_Prompt_: Sift the material for lines containing "nhân", and return them.

_Input for this task_:
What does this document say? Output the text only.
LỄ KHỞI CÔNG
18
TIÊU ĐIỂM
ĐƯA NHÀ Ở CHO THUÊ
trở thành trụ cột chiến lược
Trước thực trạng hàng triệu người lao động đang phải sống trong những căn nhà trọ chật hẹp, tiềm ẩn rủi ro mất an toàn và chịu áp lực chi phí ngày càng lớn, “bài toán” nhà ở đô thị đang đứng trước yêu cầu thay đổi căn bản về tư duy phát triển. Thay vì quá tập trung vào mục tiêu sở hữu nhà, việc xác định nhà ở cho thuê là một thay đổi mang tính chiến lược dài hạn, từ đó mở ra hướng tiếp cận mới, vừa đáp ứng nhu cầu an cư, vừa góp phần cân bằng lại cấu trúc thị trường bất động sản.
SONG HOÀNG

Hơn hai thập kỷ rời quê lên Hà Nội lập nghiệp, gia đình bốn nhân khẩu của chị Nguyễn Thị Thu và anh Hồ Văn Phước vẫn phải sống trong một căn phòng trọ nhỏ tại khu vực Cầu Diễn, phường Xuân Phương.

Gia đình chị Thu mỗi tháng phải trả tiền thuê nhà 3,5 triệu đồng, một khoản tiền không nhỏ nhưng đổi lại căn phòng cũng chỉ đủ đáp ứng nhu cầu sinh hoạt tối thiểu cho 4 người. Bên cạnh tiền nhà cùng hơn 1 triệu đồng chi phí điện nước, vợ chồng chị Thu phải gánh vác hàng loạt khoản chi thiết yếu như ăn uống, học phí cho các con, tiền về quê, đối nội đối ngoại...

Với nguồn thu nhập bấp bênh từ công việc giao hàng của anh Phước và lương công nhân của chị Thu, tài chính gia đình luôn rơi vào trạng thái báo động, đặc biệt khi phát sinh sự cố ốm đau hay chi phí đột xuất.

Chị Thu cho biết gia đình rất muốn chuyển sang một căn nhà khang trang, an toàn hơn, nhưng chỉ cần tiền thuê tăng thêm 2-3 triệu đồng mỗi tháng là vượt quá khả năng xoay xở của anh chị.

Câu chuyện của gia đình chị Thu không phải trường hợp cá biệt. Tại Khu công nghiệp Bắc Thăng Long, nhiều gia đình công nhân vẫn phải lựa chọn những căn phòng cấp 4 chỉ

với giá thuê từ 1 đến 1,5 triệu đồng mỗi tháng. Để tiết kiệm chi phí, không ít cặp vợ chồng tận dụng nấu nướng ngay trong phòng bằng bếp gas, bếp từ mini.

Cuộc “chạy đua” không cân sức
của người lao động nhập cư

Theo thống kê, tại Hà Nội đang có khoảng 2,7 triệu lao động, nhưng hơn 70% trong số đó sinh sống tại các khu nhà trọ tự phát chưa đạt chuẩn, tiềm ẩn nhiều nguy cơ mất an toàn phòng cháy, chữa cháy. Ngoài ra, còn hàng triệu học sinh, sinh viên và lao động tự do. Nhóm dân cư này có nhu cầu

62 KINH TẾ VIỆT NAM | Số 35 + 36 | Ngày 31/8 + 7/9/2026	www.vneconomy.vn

--

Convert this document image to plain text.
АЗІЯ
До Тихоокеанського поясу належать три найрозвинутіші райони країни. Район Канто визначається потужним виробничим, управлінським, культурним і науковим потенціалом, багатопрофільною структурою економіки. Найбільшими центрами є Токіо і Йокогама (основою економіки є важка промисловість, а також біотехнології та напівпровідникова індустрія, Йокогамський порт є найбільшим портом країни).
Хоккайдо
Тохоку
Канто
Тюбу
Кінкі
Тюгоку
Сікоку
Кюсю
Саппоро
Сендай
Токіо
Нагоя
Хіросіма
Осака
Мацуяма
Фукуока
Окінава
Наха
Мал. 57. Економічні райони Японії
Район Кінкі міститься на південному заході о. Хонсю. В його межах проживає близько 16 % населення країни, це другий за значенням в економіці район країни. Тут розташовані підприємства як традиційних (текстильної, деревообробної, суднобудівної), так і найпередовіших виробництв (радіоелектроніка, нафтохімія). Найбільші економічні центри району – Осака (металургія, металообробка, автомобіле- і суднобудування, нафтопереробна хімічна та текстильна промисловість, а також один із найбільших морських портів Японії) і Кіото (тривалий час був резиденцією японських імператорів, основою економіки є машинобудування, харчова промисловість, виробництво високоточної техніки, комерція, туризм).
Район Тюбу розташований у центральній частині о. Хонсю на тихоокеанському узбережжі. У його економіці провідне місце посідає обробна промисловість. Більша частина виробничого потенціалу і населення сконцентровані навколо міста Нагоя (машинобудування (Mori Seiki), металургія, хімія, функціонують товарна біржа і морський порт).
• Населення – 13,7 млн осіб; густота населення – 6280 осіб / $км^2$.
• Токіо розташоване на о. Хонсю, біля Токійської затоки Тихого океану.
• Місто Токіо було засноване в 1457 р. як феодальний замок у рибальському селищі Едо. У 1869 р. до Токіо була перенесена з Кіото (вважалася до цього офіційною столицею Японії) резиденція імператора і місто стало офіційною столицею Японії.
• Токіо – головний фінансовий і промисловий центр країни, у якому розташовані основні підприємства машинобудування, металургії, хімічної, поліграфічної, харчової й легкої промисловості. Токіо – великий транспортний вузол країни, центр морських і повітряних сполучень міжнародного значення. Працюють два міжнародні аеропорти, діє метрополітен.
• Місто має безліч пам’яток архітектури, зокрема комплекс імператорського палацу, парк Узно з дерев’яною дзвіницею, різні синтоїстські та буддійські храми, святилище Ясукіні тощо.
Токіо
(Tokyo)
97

...

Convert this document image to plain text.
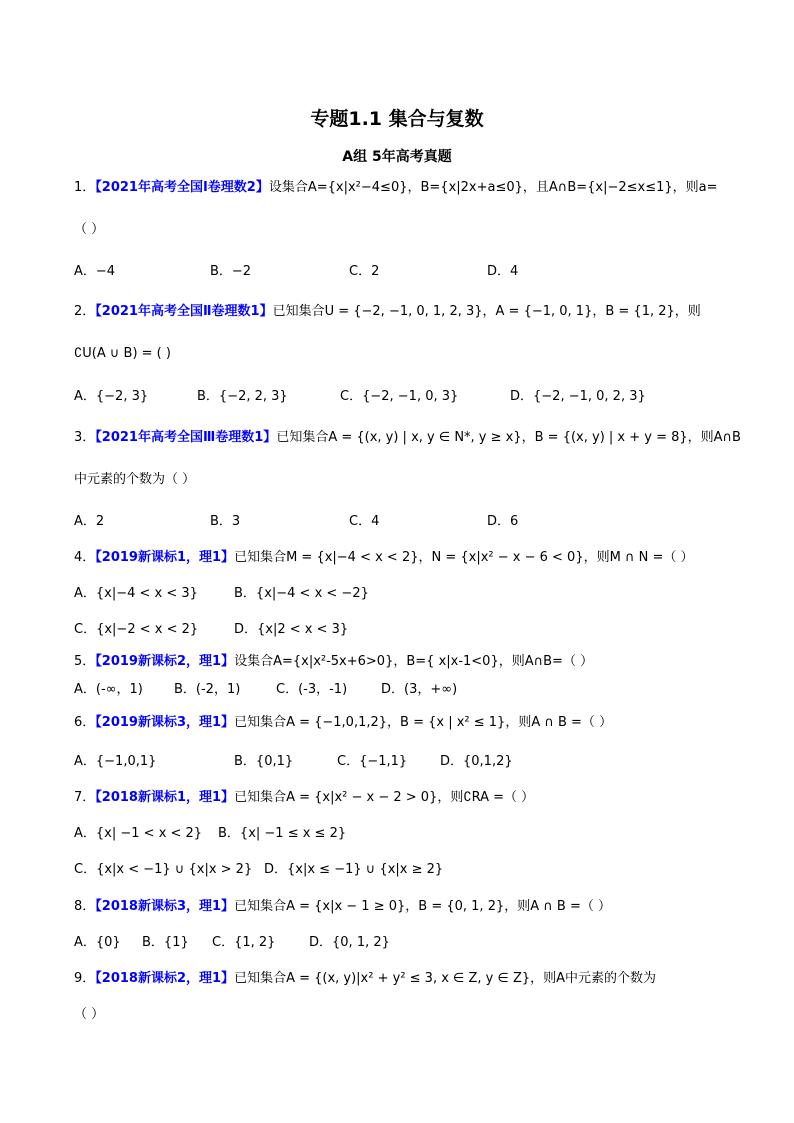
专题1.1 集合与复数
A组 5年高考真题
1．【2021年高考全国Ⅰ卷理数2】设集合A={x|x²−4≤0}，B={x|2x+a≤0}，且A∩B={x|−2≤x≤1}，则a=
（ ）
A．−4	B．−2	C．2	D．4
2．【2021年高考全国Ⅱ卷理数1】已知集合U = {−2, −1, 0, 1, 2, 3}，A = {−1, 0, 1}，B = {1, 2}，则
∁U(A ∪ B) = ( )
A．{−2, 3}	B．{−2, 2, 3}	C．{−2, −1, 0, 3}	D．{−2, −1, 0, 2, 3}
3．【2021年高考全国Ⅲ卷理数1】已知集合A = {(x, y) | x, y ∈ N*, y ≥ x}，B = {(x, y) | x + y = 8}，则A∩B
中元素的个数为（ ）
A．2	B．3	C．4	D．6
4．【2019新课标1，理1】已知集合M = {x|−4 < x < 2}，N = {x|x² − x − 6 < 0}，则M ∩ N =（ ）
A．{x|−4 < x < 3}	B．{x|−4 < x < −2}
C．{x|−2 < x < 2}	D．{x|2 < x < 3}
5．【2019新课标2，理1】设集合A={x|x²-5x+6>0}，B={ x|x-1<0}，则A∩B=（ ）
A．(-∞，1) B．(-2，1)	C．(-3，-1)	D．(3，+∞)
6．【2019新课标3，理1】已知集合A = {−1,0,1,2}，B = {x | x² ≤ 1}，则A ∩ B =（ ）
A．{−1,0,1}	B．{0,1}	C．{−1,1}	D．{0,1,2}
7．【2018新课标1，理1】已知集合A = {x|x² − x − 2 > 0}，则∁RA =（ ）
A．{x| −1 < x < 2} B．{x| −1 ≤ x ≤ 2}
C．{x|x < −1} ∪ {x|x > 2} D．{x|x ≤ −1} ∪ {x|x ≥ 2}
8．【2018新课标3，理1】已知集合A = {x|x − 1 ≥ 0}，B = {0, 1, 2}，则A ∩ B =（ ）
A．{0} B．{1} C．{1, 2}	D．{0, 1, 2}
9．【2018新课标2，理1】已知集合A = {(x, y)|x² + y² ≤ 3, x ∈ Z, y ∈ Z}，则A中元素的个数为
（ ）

_Response_:
Hơn hai thập kỷ rời quê lên Hà Nội lập nghiệp, gia đình bốn nhân khẩu của chị Nguyễn Thị Thu và anh Hồ Văn Phước vẫn phải sống trong một căn phòng trọ nhỏ tại khu vực Cầu Diễn, phường Xuân Phương.
Với nguồn thu nhập bấp bênh từ công việc giao hàng của anh Phước và lương công nhân của chị Thu, tài chính gia đình luôn rơi vào trạng thái báo động, đặc biệt khi phát sinh sự cố ốm đau hay chi phí đột xuất.
Câu chuyện của gia đình chị Thu không phải trường hợp cá biệt. Tại Khu công nghiệp Bắc Thăng Long, nhiều gia đình công nhân vẫn phải lựa chọn những căn phòng cấp 4 chỉ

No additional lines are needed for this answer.